EXERCISE MATERIAL:
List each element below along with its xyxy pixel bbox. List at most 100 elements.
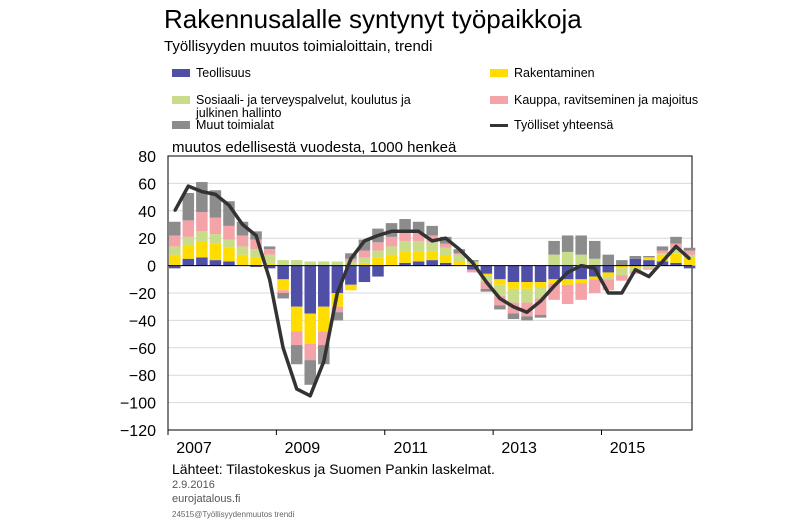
bar (290, 306, 303, 332)
bar (412, 232, 425, 241)
bar (439, 243, 452, 248)
bar (521, 282, 533, 289)
bar (616, 260, 628, 266)
total-employment-point (322, 360, 325, 363)
bar (372, 265, 384, 277)
bar (169, 221, 181, 236)
bar (277, 265, 289, 280)
total-employment-point (498, 297, 502, 300)
bar (304, 261, 317, 266)
bar (507, 288, 520, 303)
total-employment-point (363, 239, 366, 243)
legend-swatch-muut (172, 121, 190, 129)
bar (480, 282, 493, 289)
total-employment-point (227, 204, 231, 207)
bar (643, 265, 655, 269)
bar (290, 265, 303, 307)
bar (683, 257, 696, 266)
total-employment-point (214, 193, 217, 196)
bar (399, 262, 411, 266)
bar (169, 246, 181, 255)
bar (439, 247, 452, 257)
bar (277, 260, 289, 266)
bar (223, 225, 235, 240)
total-employment-point (417, 230, 420, 233)
total-employment-point (593, 267, 596, 270)
total-employment-point (281, 346, 285, 349)
bar (480, 273, 493, 276)
total-employment-point (688, 257, 691, 260)
bar (209, 243, 222, 261)
bar (318, 261, 330, 266)
total-employment-point (309, 394, 312, 397)
bar (643, 268, 655, 270)
bar (331, 312, 344, 321)
bar (494, 265, 506, 280)
total-employment-point (579, 264, 583, 267)
bar (656, 253, 669, 255)
bar (548, 265, 560, 280)
y-tick-label: 20 (138, 231, 156, 248)
bar (616, 265, 628, 269)
total-employment-point (566, 271, 569, 274)
y-tick-label: −120 (120, 423, 156, 440)
bar (250, 265, 262, 267)
bar (656, 254, 669, 262)
bar (426, 251, 438, 261)
bar (412, 251, 425, 262)
total-employment-point (241, 223, 244, 226)
x-tick-label: 2009 (285, 440, 321, 457)
x-tick-label: 2011 (394, 440, 429, 457)
code-note: 24515@Työllisyydenmuutos trendi (172, 510, 295, 519)
bar (602, 276, 615, 280)
total-employment-point (403, 230, 407, 233)
bar (385, 246, 398, 255)
bar (439, 256, 452, 263)
bar (182, 220, 195, 237)
bar (331, 306, 344, 313)
bar (209, 217, 222, 235)
bar (182, 236, 195, 246)
total-employment-point (349, 257, 353, 260)
bar (643, 257, 655, 261)
bar (588, 240, 601, 259)
bar (250, 249, 262, 258)
bar (250, 257, 262, 266)
legend-label-muut: Muut toimialat (196, 118, 274, 132)
bar (331, 265, 344, 293)
bar (182, 258, 195, 266)
bar (169, 265, 181, 269)
y-tick-label: 0 (147, 259, 156, 276)
bar (358, 257, 371, 263)
bar (399, 231, 411, 241)
bar (318, 331, 330, 346)
bar (223, 261, 235, 266)
bar (521, 302, 533, 317)
bar (494, 279, 506, 285)
bar (196, 240, 208, 258)
bar (263, 254, 276, 263)
y-tick-label: 60 (138, 176, 156, 193)
x-tick-label: 2015 (610, 440, 646, 457)
bar (588, 279, 601, 293)
legend-label-tyolliset: Työlliset yhteensä (514, 118, 614, 132)
bar (358, 265, 371, 283)
bar (223, 247, 235, 262)
bar (412, 240, 425, 252)
bar (602, 279, 615, 291)
bar (169, 254, 181, 266)
total-employment-point (444, 237, 447, 240)
bar (629, 256, 642, 259)
bar (602, 265, 615, 273)
date-note: 2.9.2016 (172, 479, 215, 491)
bar (426, 242, 438, 252)
bar (467, 265, 479, 270)
bar (182, 192, 195, 221)
y-tick-label: −40 (129, 313, 156, 330)
bar (629, 258, 642, 266)
legend-swatch-kauppa (490, 96, 508, 104)
bar (196, 231, 208, 241)
bar (494, 284, 506, 296)
bar (534, 265, 547, 283)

TASK REQUIREMENTS:
Count the lines in the material above that contain the string "tick", and reply with only the number.

TASK ANSWER:
8